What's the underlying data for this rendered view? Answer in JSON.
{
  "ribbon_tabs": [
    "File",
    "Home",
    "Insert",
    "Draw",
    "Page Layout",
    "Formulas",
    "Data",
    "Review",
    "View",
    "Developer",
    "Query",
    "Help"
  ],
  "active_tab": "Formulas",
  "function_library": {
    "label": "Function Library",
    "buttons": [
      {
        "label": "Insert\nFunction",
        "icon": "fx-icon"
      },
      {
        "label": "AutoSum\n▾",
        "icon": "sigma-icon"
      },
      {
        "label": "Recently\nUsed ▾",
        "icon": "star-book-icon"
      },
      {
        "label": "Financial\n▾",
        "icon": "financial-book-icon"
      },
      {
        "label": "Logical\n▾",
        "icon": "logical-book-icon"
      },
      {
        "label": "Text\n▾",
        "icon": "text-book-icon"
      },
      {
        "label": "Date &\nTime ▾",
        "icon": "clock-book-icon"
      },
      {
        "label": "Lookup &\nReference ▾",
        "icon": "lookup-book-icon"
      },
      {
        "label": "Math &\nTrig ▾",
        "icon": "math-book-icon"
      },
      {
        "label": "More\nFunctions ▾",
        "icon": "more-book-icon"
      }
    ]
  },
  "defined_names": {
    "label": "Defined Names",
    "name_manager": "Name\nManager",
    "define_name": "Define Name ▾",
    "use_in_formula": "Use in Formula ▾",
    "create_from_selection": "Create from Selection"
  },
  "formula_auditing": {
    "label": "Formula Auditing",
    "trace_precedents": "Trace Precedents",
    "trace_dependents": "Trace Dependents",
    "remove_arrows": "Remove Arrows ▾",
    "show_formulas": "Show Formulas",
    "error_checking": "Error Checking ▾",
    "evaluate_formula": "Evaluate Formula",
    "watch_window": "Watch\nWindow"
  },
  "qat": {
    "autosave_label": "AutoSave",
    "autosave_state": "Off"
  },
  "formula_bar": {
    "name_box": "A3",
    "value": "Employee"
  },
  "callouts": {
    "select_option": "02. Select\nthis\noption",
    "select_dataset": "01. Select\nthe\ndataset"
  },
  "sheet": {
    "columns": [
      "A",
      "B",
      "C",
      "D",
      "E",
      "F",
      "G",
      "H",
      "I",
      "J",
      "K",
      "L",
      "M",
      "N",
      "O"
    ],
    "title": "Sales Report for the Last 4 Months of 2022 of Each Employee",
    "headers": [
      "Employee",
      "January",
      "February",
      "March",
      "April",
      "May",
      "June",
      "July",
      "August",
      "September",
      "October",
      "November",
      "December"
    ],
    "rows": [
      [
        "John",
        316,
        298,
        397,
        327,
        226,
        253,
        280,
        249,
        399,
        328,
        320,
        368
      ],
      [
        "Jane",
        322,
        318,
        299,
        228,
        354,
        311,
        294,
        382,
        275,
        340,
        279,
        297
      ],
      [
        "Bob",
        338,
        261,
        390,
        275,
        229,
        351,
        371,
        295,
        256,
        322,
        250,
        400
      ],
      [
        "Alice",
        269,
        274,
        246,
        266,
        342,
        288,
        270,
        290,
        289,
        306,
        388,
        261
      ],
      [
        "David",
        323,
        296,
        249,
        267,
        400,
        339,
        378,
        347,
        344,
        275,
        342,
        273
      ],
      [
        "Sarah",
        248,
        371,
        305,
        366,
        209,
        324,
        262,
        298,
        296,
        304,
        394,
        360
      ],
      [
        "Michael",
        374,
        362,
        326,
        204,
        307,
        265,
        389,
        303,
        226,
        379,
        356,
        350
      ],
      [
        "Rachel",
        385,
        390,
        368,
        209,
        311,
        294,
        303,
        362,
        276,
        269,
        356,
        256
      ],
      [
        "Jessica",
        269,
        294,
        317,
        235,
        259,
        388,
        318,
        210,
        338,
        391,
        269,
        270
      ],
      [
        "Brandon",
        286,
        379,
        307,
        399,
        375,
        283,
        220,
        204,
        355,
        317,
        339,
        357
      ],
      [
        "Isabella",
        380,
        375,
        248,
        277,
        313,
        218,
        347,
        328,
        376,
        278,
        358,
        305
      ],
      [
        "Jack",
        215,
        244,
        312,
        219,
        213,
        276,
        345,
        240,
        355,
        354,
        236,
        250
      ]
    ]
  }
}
______________________________
● **Task objective**
Repeat the material word for word, in full.

● **Solution to this exercise**
What's the underlying data for this rendered view? Answer in JSON.
{
  "ribbon_tabs": [
    "File",
    "Home",
    "Insert",
    "Draw",
    "Page Layout",
    "Formulas",
    "Data",
    "Review",
    "View",
    "Developer",
    "Query",
    "Help"
  ],
  "active_tab": "Formulas",
  "function_library": {
    "label": "Function Library",
    "buttons": [
      {
        "label": "Insert\nFunction",
        "icon": "fx-icon"
      },
      {
        "label": "AutoSum\n▾",
        "icon": "sigma-icon"
      },
      {
        "label": "Recently\nUsed ▾",
        "icon": "star-book-icon"
      },
      {
        "label": "Financial\n▾",
        "icon": "financial-book-icon"
      },
      {
        "label": "Logical\n▾",
        "icon": "logical-book-icon"
      },
      {
        "label": "Text\n▾",
        "icon": "text-book-icon"
      },
      {
        "label": "Date &\nTime ▾",
        "icon": "clock-book-icon"
      },
      {
        "label": "Lookup &\nReference ▾",
        "icon": "lookup-book-icon"
      },
      {
        "label": "Math &\nTrig ▾",
        "icon": "math-book-icon"
      },
      {
        "label": "More\nFunctions ▾",
        "icon": "more-book-icon"
      }
    ]
  },
  "defined_names": {
    "label": "Defined Names",
    "name_manager": "Name\nManager",
    "define_name": "Define Name ▾",
    "use_in_formula": "Use in Formula ▾",
    "create_from_selection": "Create from Selection"
  },
  "formula_auditing": {
    "label": "Formula Auditing",
    "trace_precedents": "Trace Precedents",
    "trace_dependents": "Trace Dependents",
    "remove_arrows": "Remove Arrows ▾",
    "show_formulas": "Show Formulas",
    "error_checking": "Error Checking ▾",
    "evaluate_formula": "Evaluate Formula",
    "watch_window": "Watch\nWindow"
  },
  "qat": {
    "autosave_label": "AutoSave",
    "autosave_state": "Off"
  },
  "formula_bar": {
    "name_box": "A3",
    "value": "Employee"
  },
  "callouts": {
    "select_option": "02. Select\nthis\noption",
    "select_dataset": "01. Select\nthe\ndataset"
  },
  "sheet": {
    "columns": [
      "A",
      "B",
      "C",
      "D",
      "E",
      "F",
      "G",
      "H",
      "I",
      "J",
      "K",
      "L",
      "M",
      "N",
      "O"
    ],
    "title": "Sales Report for the Last 4 Months of 2022 of Each Employee",
    "headers": [
      "Employee",
      "January",
      "February",
      "March",
      "April",
      "May",
      "June",
      "July",
      "August",
      "September",
      "October",
      "November",
      "December"
    ],
    "rows": [
      [
        "John",
        316,
        298,
        397,
        327,
        226,
        253,
        280,
        249,
        399,
        328,
        320,
        368
      ],
      [
        "Jane",
        322,
        318,
        299,
        228,
        354,
        311,
        294,
        382,
        275,
        340,
        279,
        297
      ],
      [
        "Bob",
        338,
        261,
        390,
        275,
        229,
        351,
        371,
        295,
        256,
        322,
        250,
        400
      ],
      [
        "Alice",
        269,
        274,
        246,
        266,
        342,
        288,
        270,
        290,
        289,
        306,
        388,
        261
      ],
      [
        "David",
        323,
        296,
        249,
        267,
        400,
        339,
        378,
        347,
        344,
        275,
        342,
        273
      ],
      [
        "Sarah",
        248,
        371,
        305,
        366,
        209,
        324,
        262,
        298,
        296,
        304,
        394,
        360
      ],
      [
        "Michael",
        374,
        362,
        326,
        204,
        307,
        265,
        389,
        303,
        226,
        379,
        356,
        350
      ],
      [
        "Rachel",
        385,
        390,
        368,
        209,
        311,
        294,
        303,
        362,
        276,
        269,
        356,
        256
      ],
      [
        "Jessica",
        269,
        294,
        317,
        235,
        259,
        388,
        318,
        210,
        338,
        391,
        269,
        270
      ],
      [
        "Brandon",
        286,
        379,
        307,
        399,
        375,
        283,
        220,
        204,
        355,
        317,
        339,
        357
      ],
      [
        "Isabella",
        380,
        375,
        248,
        277,
        313,
        218,
        347,
        328,
        376,
        278,
        358,
        305
      ],
      [
        "Jack",
        215,
        244,
        312,
        219,
        213,
        276,
        345,
        240,
        355,
        354,
        236,
        250
      ]
    ]
  }
}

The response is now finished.